··· Supplied data

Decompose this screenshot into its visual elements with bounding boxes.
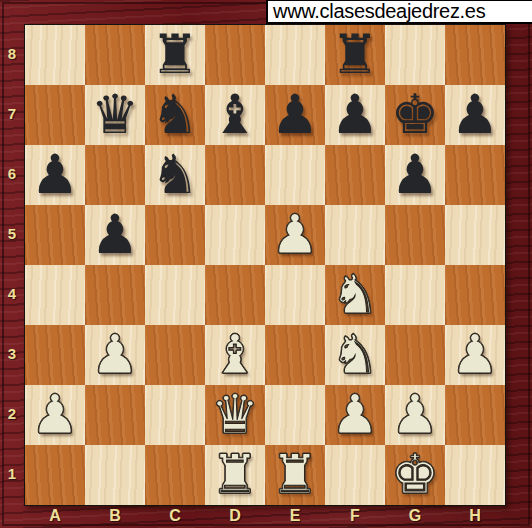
file-label-a: A <box>25 505 85 528</box>
square-h7[interactable]: ♟ <box>445 85 505 145</box>
black-pawn-piece: ♟ <box>25 145 85 205</box>
white-rook-piece: ♜ <box>205 445 265 505</box>
square-h6[interactable] <box>445 145 505 205</box>
square-h4[interactable] <box>445 265 505 325</box>
black-rook-piece: ♜ <box>325 25 385 85</box>
square-d6[interactable] <box>205 145 265 205</box>
rank-label-2: 2 <box>0 384 24 444</box>
white-pawn-piece: ♟ <box>445 325 505 385</box>
square-a2[interactable]: ♟ <box>25 385 85 445</box>
square-c3[interactable] <box>145 325 205 385</box>
square-f7[interactable]: ♟ <box>325 85 385 145</box>
square-c5[interactable] <box>145 205 205 265</box>
square-b1[interactable] <box>85 445 145 505</box>
square-a3[interactable] <box>25 325 85 385</box>
black-pawn-piece: ♟ <box>265 85 325 145</box>
black-queen-piece: ♛ <box>85 85 145 145</box>
file-label-d: D <box>205 505 265 528</box>
white-pawn-piece: ♟ <box>325 385 385 445</box>
black-bishop-piece: ♝ <box>205 85 265 145</box>
white-knight-piece: ♞ <box>325 265 385 325</box>
square-f5[interactable] <box>325 205 385 265</box>
square-d3[interactable]: ♝ <box>205 325 265 385</box>
site-banner: www.clasesdeajedrez.es <box>266 0 532 24</box>
black-pawn-piece: ♟ <box>445 85 505 145</box>
black-pawn-piece: ♟ <box>385 145 445 205</box>
square-f8[interactable]: ♜ <box>325 25 385 85</box>
rank-label-3: 3 <box>0 324 24 384</box>
square-a6[interactable]: ♟ <box>25 145 85 205</box>
rank-label-5: 5 <box>0 204 24 264</box>
white-king-piece: ♚ <box>385 445 445 505</box>
site-url-link[interactable]: www.clasesdeajedrez.es <box>273 0 485 23</box>
square-c1[interactable] <box>145 445 205 505</box>
white-knight-piece: ♞ <box>325 325 385 385</box>
square-c4[interactable] <box>145 265 205 325</box>
file-label-e: E <box>265 505 325 528</box>
square-d5[interactable] <box>205 205 265 265</box>
black-king-piece: ♚ <box>385 85 445 145</box>
square-a1[interactable] <box>25 445 85 505</box>
square-h5[interactable] <box>445 205 505 265</box>
square-g7[interactable]: ♚ <box>385 85 445 145</box>
white-bishop-piece: ♝ <box>205 325 265 385</box>
square-b4[interactable] <box>85 265 145 325</box>
square-b3[interactable]: ♟ <box>85 325 145 385</box>
square-b2[interactable] <box>85 385 145 445</box>
square-f3[interactable]: ♞ <box>325 325 385 385</box>
rank-label-6: 6 <box>0 144 24 204</box>
white-pawn-piece: ♟ <box>25 385 85 445</box>
square-e1[interactable]: ♜ <box>265 445 325 505</box>
square-a8[interactable] <box>25 25 85 85</box>
white-queen-piece: ♛ <box>205 385 265 445</box>
square-e6[interactable] <box>265 145 325 205</box>
black-rook-piece: ♜ <box>145 25 205 85</box>
file-label-f: F <box>325 505 385 528</box>
square-b6[interactable] <box>85 145 145 205</box>
square-h2[interactable] <box>445 385 505 445</box>
square-a5[interactable] <box>25 205 85 265</box>
white-pawn-piece: ♟ <box>265 205 325 265</box>
square-b7[interactable]: ♛ <box>85 85 145 145</box>
square-c8[interactable]: ♜ <box>145 25 205 85</box>
square-g4[interactable] <box>385 265 445 325</box>
file-label-g: G <box>385 505 445 528</box>
square-e8[interactable] <box>265 25 325 85</box>
white-pawn-piece: ♟ <box>385 385 445 445</box>
square-f4[interactable]: ♞ <box>325 265 385 325</box>
black-pawn-piece: ♟ <box>85 205 145 265</box>
black-knight-piece: ♞ <box>145 85 205 145</box>
square-g6[interactable]: ♟ <box>385 145 445 205</box>
square-d1[interactable]: ♜ <box>205 445 265 505</box>
square-c7[interactable]: ♞ <box>145 85 205 145</box>
square-h8[interactable] <box>445 25 505 85</box>
square-d7[interactable]: ♝ <box>205 85 265 145</box>
square-c2[interactable] <box>145 385 205 445</box>
black-knight-piece: ♞ <box>145 145 205 205</box>
square-e7[interactable]: ♟ <box>265 85 325 145</box>
square-c6[interactable]: ♞ <box>145 145 205 205</box>
square-h3[interactable]: ♟ <box>445 325 505 385</box>
square-a4[interactable] <box>25 265 85 325</box>
file-label-h: H <box>445 505 505 528</box>
square-g2[interactable]: ♟ <box>385 385 445 445</box>
square-g8[interactable] <box>385 25 445 85</box>
square-f6[interactable] <box>325 145 385 205</box>
square-b5[interactable]: ♟ <box>85 205 145 265</box>
square-e5[interactable]: ♟ <box>265 205 325 265</box>
square-a7[interactable] <box>25 85 85 145</box>
square-g5[interactable] <box>385 205 445 265</box>
square-d2[interactable]: ♛ <box>205 385 265 445</box>
file-label-b: B <box>85 505 145 528</box>
chess-diagram: ♜♜♛♞♝♟♟♚♟♟♞♟♟♟♞♟♝♞♟♟♛♟♟♜♜♚ 87654321 ABCD… <box>0 0 532 528</box>
square-e2[interactable] <box>265 385 325 445</box>
rank-label-1: 1 <box>0 444 24 504</box>
white-rook-piece: ♜ <box>265 445 325 505</box>
square-b8[interactable] <box>85 25 145 85</box>
square-d4[interactable] <box>205 265 265 325</box>
rank-label-4: 4 <box>0 264 24 324</box>
square-e3[interactable] <box>265 325 325 385</box>
square-g1[interactable]: ♚ <box>385 445 445 505</box>
file-label-c: C <box>145 505 205 528</box>
square-e4[interactable] <box>265 265 325 325</box>
square-h1[interactable] <box>445 445 505 505</box>
square-f1[interactable] <box>325 445 385 505</box>
black-pawn-piece: ♟ <box>325 85 385 145</box>
chess-board: ♜♜♛♞♝♟♟♚♟♟♞♟♟♟♞♟♝♞♟♟♛♟♟♜♜♚ <box>24 24 506 506</box>
white-pawn-piece: ♟ <box>85 325 145 385</box>
square-f2[interactable]: ♟ <box>325 385 385 445</box>
square-g3[interactable] <box>385 325 445 385</box>
square-d8[interactable] <box>205 25 265 85</box>
rank-label-8: 8 <box>0 24 24 84</box>
rank-label-7: 7 <box>0 84 24 144</box>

······

Aim
Copy out all of the material above line for line, without changing anything, and leave out the picture.

Task solution
Decompose this screenshot into its visual elements with bounding boxes.
file-label-a: A <box>25 505 85 528</box>
square-h7[interactable]: ♟ <box>445 85 505 145</box>
black-pawn-piece: ♟ <box>25 145 85 205</box>
white-rook-piece: ♜ <box>205 445 265 505</box>
square-h6[interactable] <box>445 145 505 205</box>
square-h4[interactable] <box>445 265 505 325</box>
black-rook-piece: ♜ <box>325 25 385 85</box>
square-d6[interactable] <box>205 145 265 205</box>
rank-label-2: 2 <box>0 384 24 444</box>
white-pawn-piece: ♟ <box>445 325 505 385</box>
square-a2[interactable]: ♟ <box>25 385 85 445</box>
square-c3[interactable] <box>145 325 205 385</box>
square-f7[interactable]: ♟ <box>325 85 385 145</box>
square-c5[interactable] <box>145 205 205 265</box>
square-b1[interactable] <box>85 445 145 505</box>
square-a3[interactable] <box>25 325 85 385</box>
black-pawn-piece: ♟ <box>265 85 325 145</box>
black-queen-piece: ♛ <box>85 85 145 145</box>
file-label-d: D <box>205 505 265 528</box>
white-pawn-piece: ♟ <box>325 385 385 445</box>
black-bishop-piece: ♝ <box>205 85 265 145</box>
white-knight-piece: ♞ <box>325 265 385 325</box>
square-f5[interactable] <box>325 205 385 265</box>
square-d3[interactable]: ♝ <box>205 325 265 385</box>
site-banner: www.clasesdeajedrez.es <box>266 0 532 24</box>
black-pawn-piece: ♟ <box>445 85 505 145</box>
black-pawn-piece: ♟ <box>385 145 445 205</box>
square-f8[interactable]: ♜ <box>325 25 385 85</box>
rank-label-3: 3 <box>0 324 24 384</box>
square-a6[interactable]: ♟ <box>25 145 85 205</box>
rank-label-5: 5 <box>0 204 24 264</box>
white-king-piece: ♚ <box>385 445 445 505</box>
site-url-link[interactable]: www.clasesdeajedrez.es <box>273 0 485 23</box>
square-c1[interactable] <box>145 445 205 505</box>
white-knight-piece: ♞ <box>325 325 385 385</box>
square-c4[interactable] <box>145 265 205 325</box>
file-label-e: E <box>265 505 325 528</box>
square-d5[interactable] <box>205 205 265 265</box>
black-king-piece: ♚ <box>385 85 445 145</box>
square-a1[interactable] <box>25 445 85 505</box>
square-h5[interactable] <box>445 205 505 265</box>
square-g7[interactable]: ♚ <box>385 85 445 145</box>
white-bishop-piece: ♝ <box>205 325 265 385</box>
square-b4[interactable] <box>85 265 145 325</box>
square-b3[interactable]: ♟ <box>85 325 145 385</box>
square-b2[interactable] <box>85 385 145 445</box>
square-f3[interactable]: ♞ <box>325 325 385 385</box>
rank-label-6: 6 <box>0 144 24 204</box>
white-pawn-piece: ♟ <box>25 385 85 445</box>
square-e1[interactable]: ♜ <box>265 445 325 505</box>
square-a8[interactable] <box>25 25 85 85</box>
white-queen-piece: ♛ <box>205 385 265 445</box>
square-e6[interactable] <box>265 145 325 205</box>
black-rook-piece: ♜ <box>145 25 205 85</box>
file-label-f: F <box>325 505 385 528</box>
square-b6[interactable] <box>85 145 145 205</box>
square-h2[interactable] <box>445 385 505 445</box>
square-a5[interactable] <box>25 205 85 265</box>
white-pawn-piece: ♟ <box>265 205 325 265</box>
square-b7[interactable]: ♛ <box>85 85 145 145</box>
square-c8[interactable]: ♜ <box>145 25 205 85</box>
square-g4[interactable] <box>385 265 445 325</box>
file-label-g: G <box>385 505 445 528</box>
square-e8[interactable] <box>265 25 325 85</box>
white-pawn-piece: ♟ <box>385 385 445 445</box>
square-f4[interactable]: ♞ <box>325 265 385 325</box>
black-pawn-piece: ♟ <box>85 205 145 265</box>
black-knight-piece: ♞ <box>145 85 205 145</box>
square-g6[interactable]: ♟ <box>385 145 445 205</box>
square-d1[interactable]: ♜ <box>205 445 265 505</box>
square-c7[interactable]: ♞ <box>145 85 205 145</box>
square-h8[interactable] <box>445 25 505 85</box>
square-d7[interactable]: ♝ <box>205 85 265 145</box>
square-c2[interactable] <box>145 385 205 445</box>
black-knight-piece: ♞ <box>145 145 205 205</box>
square-e7[interactable]: ♟ <box>265 85 325 145</box>
square-c6[interactable]: ♞ <box>145 145 205 205</box>
square-h3[interactable]: ♟ <box>445 325 505 385</box>
square-a4[interactable] <box>25 265 85 325</box>
file-label-h: H <box>445 505 505 528</box>
square-g2[interactable]: ♟ <box>385 385 445 445</box>
square-g8[interactable] <box>385 25 445 85</box>
square-f6[interactable] <box>325 145 385 205</box>
square-b5[interactable]: ♟ <box>85 205 145 265</box>
square-e5[interactable]: ♟ <box>265 205 325 265</box>
square-a7[interactable] <box>25 85 85 145</box>
square-g5[interactable] <box>385 205 445 265</box>
square-d2[interactable]: ♛ <box>205 385 265 445</box>
file-label-b: B <box>85 505 145 528</box>
chess-diagram: ♜♜♛♞♝♟♟♚♟♟♞♟♟♟♞♟♝♞♟♟♛♟♟♜♜♚ 87654321 ABCD… <box>0 0 532 528</box>
square-e2[interactable] <box>265 385 325 445</box>
rank-label-1: 1 <box>0 444 24 504</box>
white-rook-piece: ♜ <box>265 445 325 505</box>
square-b8[interactable] <box>85 25 145 85</box>
square-d4[interactable] <box>205 265 265 325</box>
rank-label-4: 4 <box>0 264 24 324</box>
square-e3[interactable] <box>265 325 325 385</box>
square-g1[interactable]: ♚ <box>385 445 445 505</box>
file-label-c: C <box>145 505 205 528</box>
square-e4[interactable] <box>265 265 325 325</box>
square-h1[interactable] <box>445 445 505 505</box>
square-f1[interactable] <box>325 445 385 505</box>
black-pawn-piece: ♟ <box>325 85 385 145</box>
chess-board: ♜♜♛♞♝♟♟♚♟♟♞♟♟♟♞♟♝♞♟♟♛♟♟♜♜♚ <box>24 24 506 506</box>
white-pawn-piece: ♟ <box>85 325 145 385</box>
square-f2[interactable]: ♟ <box>325 385 385 445</box>
square-g3[interactable] <box>385 325 445 385</box>
square-d8[interactable] <box>205 25 265 85</box>
rank-label-8: 8 <box>0 24 24 84</box>
rank-label-7: 7 <box>0 84 24 144</box>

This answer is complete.